▸ **To be done**:
Print the records below exactly as they appear.

▸ **Supplied data**:
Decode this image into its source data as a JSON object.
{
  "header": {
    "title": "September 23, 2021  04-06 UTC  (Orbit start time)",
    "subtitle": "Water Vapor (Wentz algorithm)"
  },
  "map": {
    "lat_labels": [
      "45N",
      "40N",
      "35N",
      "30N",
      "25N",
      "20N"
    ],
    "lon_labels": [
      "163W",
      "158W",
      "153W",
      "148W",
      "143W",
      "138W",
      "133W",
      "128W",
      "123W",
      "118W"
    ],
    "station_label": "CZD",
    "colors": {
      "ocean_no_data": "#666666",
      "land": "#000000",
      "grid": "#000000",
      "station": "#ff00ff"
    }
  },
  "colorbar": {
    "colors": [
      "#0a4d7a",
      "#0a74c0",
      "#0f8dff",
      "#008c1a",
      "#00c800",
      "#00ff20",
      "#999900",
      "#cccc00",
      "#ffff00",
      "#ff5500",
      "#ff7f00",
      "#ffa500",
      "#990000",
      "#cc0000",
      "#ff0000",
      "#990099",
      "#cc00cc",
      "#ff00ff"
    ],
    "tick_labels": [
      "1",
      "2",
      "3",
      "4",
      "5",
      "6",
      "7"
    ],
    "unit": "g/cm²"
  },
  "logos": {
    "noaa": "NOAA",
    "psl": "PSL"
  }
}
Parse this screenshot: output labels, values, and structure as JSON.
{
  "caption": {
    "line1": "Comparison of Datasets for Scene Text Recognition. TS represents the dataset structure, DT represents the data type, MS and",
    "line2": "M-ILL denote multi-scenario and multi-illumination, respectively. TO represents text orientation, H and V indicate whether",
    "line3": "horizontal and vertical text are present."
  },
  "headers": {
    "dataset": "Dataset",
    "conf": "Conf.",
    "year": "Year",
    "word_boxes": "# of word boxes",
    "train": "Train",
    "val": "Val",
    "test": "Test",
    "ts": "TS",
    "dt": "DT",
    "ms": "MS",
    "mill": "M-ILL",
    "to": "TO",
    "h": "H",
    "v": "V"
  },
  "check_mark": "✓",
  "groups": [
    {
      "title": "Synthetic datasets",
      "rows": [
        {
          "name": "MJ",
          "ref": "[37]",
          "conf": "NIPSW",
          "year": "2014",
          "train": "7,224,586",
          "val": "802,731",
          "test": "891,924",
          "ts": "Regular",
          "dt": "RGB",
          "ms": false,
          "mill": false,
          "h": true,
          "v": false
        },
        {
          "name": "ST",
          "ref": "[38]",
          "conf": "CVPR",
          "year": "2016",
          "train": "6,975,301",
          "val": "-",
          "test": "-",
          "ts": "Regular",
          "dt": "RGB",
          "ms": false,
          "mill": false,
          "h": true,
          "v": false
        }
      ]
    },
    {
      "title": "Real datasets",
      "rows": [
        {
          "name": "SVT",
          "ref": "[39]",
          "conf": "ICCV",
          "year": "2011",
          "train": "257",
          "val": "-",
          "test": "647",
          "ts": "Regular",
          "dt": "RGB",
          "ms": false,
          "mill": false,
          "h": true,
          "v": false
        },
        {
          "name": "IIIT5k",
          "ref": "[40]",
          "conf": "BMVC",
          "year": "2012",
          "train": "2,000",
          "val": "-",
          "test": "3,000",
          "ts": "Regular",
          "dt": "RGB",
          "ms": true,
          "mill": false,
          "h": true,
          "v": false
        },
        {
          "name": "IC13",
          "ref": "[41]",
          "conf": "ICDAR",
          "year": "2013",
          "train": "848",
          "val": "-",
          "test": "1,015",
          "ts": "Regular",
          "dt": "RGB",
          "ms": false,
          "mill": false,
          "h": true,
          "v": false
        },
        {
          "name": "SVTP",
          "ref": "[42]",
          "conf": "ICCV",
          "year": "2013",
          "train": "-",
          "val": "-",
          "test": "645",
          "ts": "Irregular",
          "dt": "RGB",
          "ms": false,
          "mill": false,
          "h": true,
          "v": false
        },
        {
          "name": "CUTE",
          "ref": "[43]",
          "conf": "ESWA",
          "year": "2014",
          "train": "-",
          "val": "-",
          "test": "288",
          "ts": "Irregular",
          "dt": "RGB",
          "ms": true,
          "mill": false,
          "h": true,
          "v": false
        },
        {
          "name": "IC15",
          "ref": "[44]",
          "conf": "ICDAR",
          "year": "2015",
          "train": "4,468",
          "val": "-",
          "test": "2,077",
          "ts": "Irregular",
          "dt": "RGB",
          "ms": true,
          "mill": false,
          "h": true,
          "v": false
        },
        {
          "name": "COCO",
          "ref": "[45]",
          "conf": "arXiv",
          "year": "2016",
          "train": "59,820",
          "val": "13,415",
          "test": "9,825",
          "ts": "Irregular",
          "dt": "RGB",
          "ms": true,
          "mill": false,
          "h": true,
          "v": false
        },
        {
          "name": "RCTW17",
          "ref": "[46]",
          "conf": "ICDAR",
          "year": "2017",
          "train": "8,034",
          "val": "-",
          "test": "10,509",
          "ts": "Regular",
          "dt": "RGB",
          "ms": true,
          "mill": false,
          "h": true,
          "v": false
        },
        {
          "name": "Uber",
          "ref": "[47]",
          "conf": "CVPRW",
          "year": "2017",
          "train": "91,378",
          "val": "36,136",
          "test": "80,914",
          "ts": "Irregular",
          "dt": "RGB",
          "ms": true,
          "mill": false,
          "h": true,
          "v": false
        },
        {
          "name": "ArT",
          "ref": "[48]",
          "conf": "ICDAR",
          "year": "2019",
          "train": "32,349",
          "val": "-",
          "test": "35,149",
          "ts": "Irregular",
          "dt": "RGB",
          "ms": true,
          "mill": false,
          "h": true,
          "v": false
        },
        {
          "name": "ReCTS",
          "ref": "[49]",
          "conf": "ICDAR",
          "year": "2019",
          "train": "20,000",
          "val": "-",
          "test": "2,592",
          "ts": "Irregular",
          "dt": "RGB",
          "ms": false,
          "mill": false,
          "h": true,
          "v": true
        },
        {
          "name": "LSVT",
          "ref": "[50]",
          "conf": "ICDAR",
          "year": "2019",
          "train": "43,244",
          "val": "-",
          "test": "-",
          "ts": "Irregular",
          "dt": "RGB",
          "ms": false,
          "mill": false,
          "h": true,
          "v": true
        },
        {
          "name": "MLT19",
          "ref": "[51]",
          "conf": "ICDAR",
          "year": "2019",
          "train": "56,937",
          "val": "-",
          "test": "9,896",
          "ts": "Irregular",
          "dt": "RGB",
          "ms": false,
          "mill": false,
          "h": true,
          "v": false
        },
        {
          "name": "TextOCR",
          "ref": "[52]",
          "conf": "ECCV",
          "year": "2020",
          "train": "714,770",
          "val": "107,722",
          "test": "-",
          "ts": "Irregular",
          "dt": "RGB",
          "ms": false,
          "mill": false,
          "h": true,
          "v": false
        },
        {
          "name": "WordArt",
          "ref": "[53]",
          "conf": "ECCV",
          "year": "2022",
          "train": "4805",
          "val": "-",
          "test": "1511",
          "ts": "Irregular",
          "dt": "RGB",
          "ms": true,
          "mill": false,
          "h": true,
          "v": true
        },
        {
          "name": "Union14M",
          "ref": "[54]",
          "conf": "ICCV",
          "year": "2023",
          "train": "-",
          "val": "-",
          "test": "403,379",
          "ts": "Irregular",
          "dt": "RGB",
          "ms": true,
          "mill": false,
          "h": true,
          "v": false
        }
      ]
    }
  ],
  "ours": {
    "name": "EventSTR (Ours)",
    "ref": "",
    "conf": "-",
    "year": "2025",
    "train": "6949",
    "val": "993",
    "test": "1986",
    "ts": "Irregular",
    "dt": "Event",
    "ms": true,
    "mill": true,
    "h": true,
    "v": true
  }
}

▸ **The completed task**:
Decode this image into its source data as a JSON object.
{
  "header": {
    "title": "September 23, 2021  04-06 UTC  (Orbit start time)",
    "subtitle": "Water Vapor (Wentz algorithm)"
  },
  "map": {
    "lat_labels": [
      "45N",
      "40N",
      "35N",
      "30N",
      "25N",
      "20N"
    ],
    "lon_labels": [
      "163W",
      "158W",
      "153W",
      "148W",
      "143W",
      "138W",
      "133W",
      "128W",
      "123W",
      "118W"
    ],
    "station_label": "CZD",
    "colors": {
      "ocean_no_data": "#666666",
      "land": "#000000",
      "grid": "#000000",
      "station": "#ff00ff"
    }
  },
  "colorbar": {
    "colors": [
      "#0a4d7a",
      "#0a74c0",
      "#0f8dff",
      "#008c1a",
      "#00c800",
      "#00ff20",
      "#999900",
      "#cccc00",
      "#ffff00",
      "#ff5500",
      "#ff7f00",
      "#ffa500",
      "#990000",
      "#cc0000",
      "#ff0000",
      "#990099",
      "#cc00cc",
      "#ff00ff"
    ],
    "tick_labels": [
      "1",
      "2",
      "3",
      "4",
      "5",
      "6",
      "7"
    ],
    "unit": "g/cm²"
  },
  "logos": {
    "noaa": "NOAA",
    "psl": "PSL"
  }
}
Parse this screenshot: output labels, values, and structure as JSON.
{
  "caption": {
    "line1": "Comparison of Datasets for Scene Text Recognition. TS represents the dataset structure, DT represents the data type, MS and",
    "line2": "M-ILL denote multi-scenario and multi-illumination, respectively. TO represents text orientation, H and V indicate whether",
    "line3": "horizontal and vertical text are present."
  },
  "headers": {
    "dataset": "Dataset",
    "conf": "Conf.",
    "year": "Year",
    "word_boxes": "# of word boxes",
    "train": "Train",
    "val": "Val",
    "test": "Test",
    "ts": "TS",
    "dt": "DT",
    "ms": "MS",
    "mill": "M-ILL",
    "to": "TO",
    "h": "H",
    "v": "V"
  },
  "check_mark": "✓",
  "groups": [
    {
      "title": "Synthetic datasets",
      "rows": [
        {
          "name": "MJ",
          "ref": "[37]",
          "conf": "NIPSW",
          "year": "2014",
          "train": "7,224,586",
          "val": "802,731",
          "test": "891,924",
          "ts": "Regular",
          "dt": "RGB",
          "ms": false,
          "mill": false,
          "h": true,
          "v": false
        },
        {
          "name": "ST",
          "ref": "[38]",
          "conf": "CVPR",
          "year": "2016",
          "train": "6,975,301",
          "val": "-",
          "test": "-",
          "ts": "Regular",
          "dt": "RGB",
          "ms": false,
          "mill": false,
          "h": true,
          "v": false
        }
      ]
    },
    {
      "title": "Real datasets",
      "rows": [
        {
          "name": "SVT",
          "ref": "[39]",
          "conf": "ICCV",
          "year": "2011",
          "train": "257",
          "val": "-",
          "test": "647",
          "ts": "Regular",
          "dt": "RGB",
          "ms": false,
          "mill": false,
          "h": true,
          "v": false
        },
        {
          "name": "IIIT5k",
          "ref": "[40]",
          "conf": "BMVC",
          "year": "2012",
          "train": "2,000",
          "val": "-",
          "test": "3,000",
          "ts": "Regular",
          "dt": "RGB",
          "ms": true,
          "mill": false,
          "h": true,
          "v": false
        },
        {
          "name": "IC13",
          "ref": "[41]",
          "conf": "ICDAR",
          "year": "2013",
          "train": "848",
          "val": "-",
          "test": "1,015",
          "ts": "Regular",
          "dt": "RGB",
          "ms": false,
          "mill": false,
          "h": true,
          "v": false
        },
        {
          "name": "SVTP",
          "ref": "[42]",
          "conf": "ICCV",
          "year": "2013",
          "train": "-",
          "val": "-",
          "test": "645",
          "ts": "Irregular",
          "dt": "RGB",
          "ms": false,
          "mill": false,
          "h": true,
          "v": false
        },
        {
          "name": "CUTE",
          "ref": "[43]",
          "conf": "ESWA",
          "year": "2014",
          "train": "-",
          "val": "-",
          "test": "288",
          "ts": "Irregular",
          "dt": "RGB",
          "ms": true,
          "mill": false,
          "h": true,
          "v": false
        },
        {
          "name": "IC15",
          "ref": "[44]",
          "conf": "ICDAR",
          "year": "2015",
          "train": "4,468",
          "val": "-",
          "test": "2,077",
          "ts": "Irregular",
          "dt": "RGB",
          "ms": true,
          "mill": false,
          "h": true,
          "v": false
        },
        {
          "name": "COCO",
          "ref": "[45]",
          "conf": "arXiv",
          "year": "2016",
          "train": "59,820",
          "val": "13,415",
          "test": "9,825",
          "ts": "Irregular",
          "dt": "RGB",
          "ms": true,
          "mill": false,
          "h": true,
          "v": false
        },
        {
          "name": "RCTW17",
          "ref": "[46]",
          "conf": "ICDAR",
          "year": "2017",
          "train": "8,034",
          "val": "-",
          "test": "10,509",
          "ts": "Regular",
          "dt": "RGB",
          "ms": true,
          "mill": false,
          "h": true,
          "v": false
        },
        {
          "name": "Uber",
          "ref": "[47]",
          "conf": "CVPRW",
          "year": "2017",
          "train": "91,378",
          "val": "36,136",
          "test": "80,914",
          "ts": "Irregular",
          "dt": "RGB",
          "ms": true,
          "mill": false,
          "h": true,
          "v": false
        },
        {
          "name": "ArT",
          "ref": "[48]",
          "conf": "ICDAR",
          "year": "2019",
          "train": "32,349",
          "val": "-",
          "test": "35,149",
          "ts": "Irregular",
          "dt": "RGB",
          "ms": true,
          "mill": false,
          "h": true,
          "v": false
        },
        {
          "name": "ReCTS",
          "ref": "[49]",
          "conf": "ICDAR",
          "year": "2019",
          "train": "20,000",
          "val": "-",
          "test": "2,592",
          "ts": "Irregular",
          "dt": "RGB",
          "ms": false,
          "mill": false,
          "h": true,
          "v": true
        },
        {
          "name": "LSVT",
          "ref": "[50]",
          "conf": "ICDAR",
          "year": "2019",
          "train": "43,244",
          "val": "-",
          "test": "-",
          "ts": "Irregular",
          "dt": "RGB",
          "ms": false,
          "mill": false,
          "h": true,
          "v": true
        },
        {
          "name": "MLT19",
          "ref": "[51]",
          "conf": "ICDAR",
          "year": "2019",
          "train": "56,937",
          "val": "-",
          "test": "9,896",
          "ts": "Irregular",
          "dt": "RGB",
          "ms": false,
          "mill": false,
          "h": true,
          "v": false
        },
        {
          "name": "TextOCR",
          "ref": "[52]",
          "conf": "ECCV",
          "year": "2020",
          "train": "714,770",
          "val": "107,722",
          "test": "-",
          "ts": "Irregular",
          "dt": "RGB",
          "ms": false,
          "mill": false,
          "h": true,
          "v": false
        },
        {
          "name": "WordArt",
          "ref": "[53]",
          "conf": "ECCV",
          "year": "2022",
          "train": "4805",
          "val": "-",
          "test": "1511",
          "ts": "Irregular",
          "dt": "RGB",
          "ms": true,
          "mill": false,
          "h": true,
          "v": true
        },
        {
          "name": "Union14M",
          "ref": "[54]",
          "conf": "ICCV",
          "year": "2023",
          "train": "-",
          "val": "-",
          "test": "403,379",
          "ts": "Irregular",
          "dt": "RGB",
          "ms": true,
          "mill": false,
          "h": true,
          "v": false
        }
      ]
    }
  ],
  "ours": {
    "name": "EventSTR (Ours)",
    "ref": "",
    "conf": "-",
    "year": "2025",
    "train": "6949",
    "val": "993",
    "test": "1986",
    "ts": "Irregular",
    "dt": "Event",
    "ms": true,
    "mill": true,
    "h": true,
    "v": true
  }
}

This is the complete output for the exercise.